## Written request
The records that follow must be reproduced in full, exactly as written.

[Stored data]
------------------------------------

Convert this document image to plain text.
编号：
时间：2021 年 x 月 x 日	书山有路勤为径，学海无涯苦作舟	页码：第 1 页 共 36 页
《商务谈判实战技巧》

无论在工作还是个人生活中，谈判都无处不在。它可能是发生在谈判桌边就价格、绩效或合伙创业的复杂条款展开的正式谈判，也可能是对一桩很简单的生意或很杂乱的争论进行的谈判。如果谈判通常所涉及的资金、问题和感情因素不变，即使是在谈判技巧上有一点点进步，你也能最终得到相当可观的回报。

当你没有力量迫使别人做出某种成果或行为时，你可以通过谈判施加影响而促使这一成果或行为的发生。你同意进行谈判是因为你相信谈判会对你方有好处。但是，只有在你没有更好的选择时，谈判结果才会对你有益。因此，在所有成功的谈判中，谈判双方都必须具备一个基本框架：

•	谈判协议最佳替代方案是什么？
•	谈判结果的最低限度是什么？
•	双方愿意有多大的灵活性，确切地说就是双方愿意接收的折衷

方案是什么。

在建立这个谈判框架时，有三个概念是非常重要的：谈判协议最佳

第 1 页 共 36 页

------------------------------------

## Result
Convert this document image to plain text.
编号：
时间：2021 年 x 月 x 日	书山有路勤为径，学海无涯苦作舟	页码：第 1 页 共 36 页
《商务谈判实战技巧》

无论在工作还是个人生活中，谈判都无处不在。它可能是发生在谈判桌边就价格、绩效或合伙创业的复杂条款展开的正式谈判，也可能是对一桩很简单的生意或很杂乱的争论进行的谈判。如果谈判通常所涉及的资金、问题和感情因素不变，即使是在谈判技巧上有一点点进步，你也能最终得到相当可观的回报。

当你没有力量迫使别人做出某种成果或行为时，你可以通过谈判施加影响而促使这一成果或行为的发生。你同意进行谈判是因为你相信谈判会对你方有好处。但是，只有在你没有更好的选择时，谈判结果才会对你有益。因此，在所有成功的谈判中，谈判双方都必须具备一个基本框架：

•	谈判协议最佳替代方案是什么？
•	谈判结果的最低限度是什么？
•	双方愿意有多大的灵活性，确切地说就是双方愿意接收的折衷

方案是什么。

在建立这个谈判框架时，有三个概念是非常重要的：谈判协议最佳

第 1 页 共 36 页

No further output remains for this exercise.